— What to work on —
Retype every line of the items below exactly, character for character, leaving out the pictures.

— Records shown —

[Begin]

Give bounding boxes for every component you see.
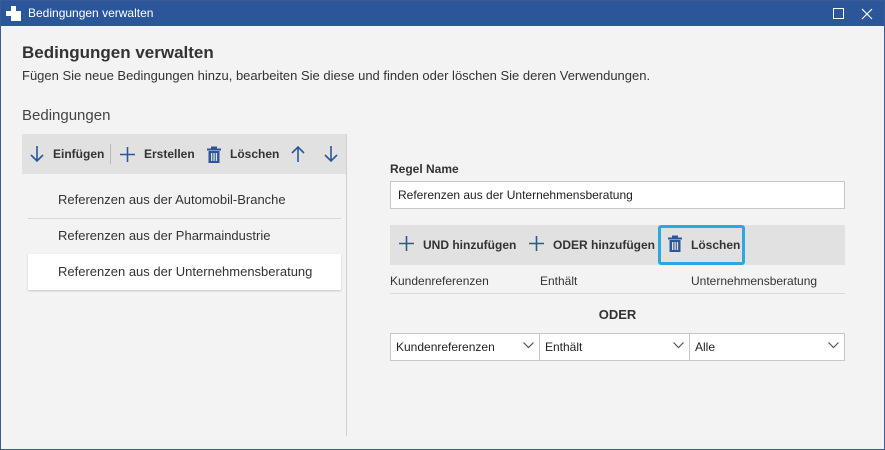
list-item-selected[interactable]: Referenzen aus der Unternehmensberatung — [28, 254, 341, 290]
trash-icon — [668, 235, 682, 255]
trash-icon — [207, 146, 221, 163]
condition-operator[interactable]: Enthält — [540, 274, 577, 288]
condition-value[interactable]: Unternehmensberatung — [691, 274, 817, 288]
page-subtitle: Fügen Sie neue Bedingungen hinzu, bearbe… — [22, 68, 651, 83]
condition-divider — [390, 293, 845, 294]
add-or-button[interactable]: ODER hinzufügen — [528, 225, 655, 265]
window-title: Bedingungen verwalten — [28, 6, 154, 20]
add-and-button[interactable]: UND hinzufügen — [398, 225, 516, 265]
plus-icon — [119, 146, 136, 163]
rule-label: Referenzen aus der Automobil-Branche — [58, 192, 286, 207]
maximize-button[interactable] — [825, 1, 851, 26]
or-separator-label: ODER — [598, 307, 637, 322]
create-button[interactable]: Erstellen — [119, 134, 195, 174]
section-title-conditions: Bedingungen — [22, 107, 111, 124]
delete-condition-label: Löschen — [691, 238, 741, 252]
dialog-window: Bedingungen verwalten Bedingungen verwal… — [0, 0, 885, 450]
delete-label: Löschen — [230, 147, 280, 161]
arrow-down-icon — [323, 145, 339, 163]
add-or-label: ODER hinzufügen — [553, 238, 655, 252]
close-button[interactable] — [854, 1, 880, 26]
plus-icon — [528, 235, 545, 255]
operator-select[interactable]: Enthält — [539, 333, 690, 361]
rule-name-label: Regel Name — [390, 162, 459, 176]
rule-label: Referenzen aus der Pharmaindustrie — [58, 228, 271, 243]
app-icon — [6, 6, 21, 21]
chevron-down-icon — [523, 342, 534, 349]
delete-button[interactable]: Löschen — [207, 134, 279, 174]
insert-label: Einfügen — [53, 147, 105, 161]
condition-field[interactable]: Kundenreferenzen — [390, 274, 489, 288]
rule-name-input[interactable] — [390, 181, 845, 209]
rule-label: Referenzen aus der Unternehmensberatung — [58, 264, 313, 279]
field-select-value: Kundenreferenzen — [396, 340, 495, 354]
title-bar: Bedingungen verwalten — [1, 1, 884, 26]
toolbar-divider — [110, 144, 111, 164]
dialog-content: Bedingungen verwalten Fügen Sie neue Bed… — [1, 26, 884, 449]
list-item[interactable]: Referenzen aus der Automobil-Branche — [28, 182, 341, 219]
arrow-up-icon — [290, 145, 306, 163]
value-select[interactable]: Alle — [689, 333, 845, 361]
value-select-value: Alle — [695, 340, 716, 354]
move-down-button[interactable] — [323, 134, 339, 174]
arrow-down-icon — [29, 145, 45, 163]
chevron-down-icon — [673, 342, 684, 349]
operator-select-value: Enthält — [545, 340, 583, 354]
panel-splitter[interactable] — [346, 134, 347, 436]
conditions-toolbar: Einfügen Erstellen Löschen — [22, 134, 347, 174]
move-up-button[interactable] — [290, 134, 306, 174]
list-item[interactable]: Referenzen aus der Pharmaindustrie — [28, 218, 341, 255]
field-select[interactable]: Kundenreferenzen — [390, 333, 540, 361]
add-and-label: UND hinzufügen — [423, 238, 517, 252]
delete-condition-button[interactable]: Löschen — [658, 225, 745, 265]
page-title: Bedingungen verwalten — [22, 43, 214, 62]
insert-button[interactable]: Einfügen — [29, 134, 104, 174]
plus-icon — [398, 235, 415, 255]
create-label: Erstellen — [144, 147, 195, 161]
chevron-down-icon — [828, 342, 839, 349]
condition-toolbar: UND hinzufügen ODER hinzufügen Löschen — [390, 225, 845, 265]
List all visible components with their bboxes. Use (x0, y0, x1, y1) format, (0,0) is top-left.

[End]

— Correct output —
Give bounding boxes for every component you see.
list-item-selected[interactable]: Referenzen aus der Unternehmensberatung — [28, 254, 341, 290]
trash-icon — [668, 235, 682, 255]
trash-icon — [207, 146, 221, 163]
condition-operator[interactable]: Enthält — [540, 274, 577, 288]
condition-value[interactable]: Unternehmensberatung — [691, 274, 817, 288]
page-subtitle: Fügen Sie neue Bedingungen hinzu, bearbe… — [22, 68, 651, 83]
condition-divider — [390, 293, 845, 294]
add-or-button[interactable]: ODER hinzufügen — [528, 225, 655, 265]
window-title: Bedingungen verwalten — [28, 6, 154, 20]
add-and-button[interactable]: UND hinzufügen — [398, 225, 516, 265]
plus-icon — [119, 146, 136, 163]
rule-label: Referenzen aus der Automobil-Branche — [58, 192, 286, 207]
maximize-button[interactable] — [825, 1, 851, 26]
or-separator-label: ODER — [598, 307, 637, 322]
create-button[interactable]: Erstellen — [119, 134, 195, 174]
section-title-conditions: Bedingungen — [22, 107, 111, 124]
delete-condition-label: Löschen — [691, 238, 741, 252]
dialog-window: Bedingungen verwalten Bedingungen verwal… — [0, 0, 885, 450]
delete-label: Löschen — [230, 147, 280, 161]
arrow-down-icon — [323, 145, 339, 163]
add-or-label: ODER hinzufügen — [553, 238, 655, 252]
close-button[interactable] — [854, 1, 880, 26]
plus-icon — [528, 235, 545, 255]
operator-select[interactable]: Enthält — [539, 333, 690, 361]
rule-name-label: Regel Name — [390, 162, 459, 176]
rule-label: Referenzen aus der Pharmaindustrie — [58, 228, 271, 243]
app-icon — [6, 6, 21, 21]
chevron-down-icon — [523, 342, 534, 349]
delete-button[interactable]: Löschen — [207, 134, 279, 174]
insert-label: Einfügen — [53, 147, 105, 161]
condition-field[interactable]: Kundenreferenzen — [390, 274, 489, 288]
rule-name-input[interactable] — [390, 181, 845, 209]
rule-label: Referenzen aus der Unternehmensberatung — [58, 264, 313, 279]
field-select-value: Kundenreferenzen — [396, 340, 495, 354]
title-bar: Bedingungen verwalten — [1, 1, 884, 26]
toolbar-divider — [110, 144, 111, 164]
dialog-content: Bedingungen verwalten Fügen Sie neue Bed… — [1, 26, 884, 449]
list-item[interactable]: Referenzen aus der Automobil-Branche — [28, 182, 341, 219]
arrow-up-icon — [290, 145, 306, 163]
value-select[interactable]: Alle — [689, 333, 845, 361]
value-select-value: Alle — [695, 340, 716, 354]
move-down-button[interactable] — [323, 134, 339, 174]
arrow-down-icon — [29, 145, 45, 163]
chevron-down-icon — [673, 342, 684, 349]
operator-select-value: Enthält — [545, 340, 583, 354]
panel-splitter[interactable] — [346, 134, 347, 436]
conditions-toolbar: Einfügen Erstellen Löschen — [22, 134, 347, 174]
move-up-button[interactable] — [290, 134, 306, 174]
list-item[interactable]: Referenzen aus der Pharmaindustrie — [28, 218, 341, 255]
field-select[interactable]: Kundenreferenzen — [390, 333, 540, 361]
add-and-label: UND hinzufügen — [423, 238, 517, 252]
delete-condition-button[interactable]: Löschen — [658, 225, 745, 265]
page-title: Bedingungen verwalten — [22, 43, 214, 62]
insert-button[interactable]: Einfügen — [29, 134, 104, 174]
plus-icon — [398, 235, 415, 255]
create-label: Erstellen — [144, 147, 195, 161]
chevron-down-icon — [828, 342, 839, 349]
condition-toolbar: UND hinzufügen ODER hinzufügen Löschen — [390, 225, 845, 265]
List all visible components with their bboxes. Use (x0, y0, x1, y1) format, (0,0) is top-left.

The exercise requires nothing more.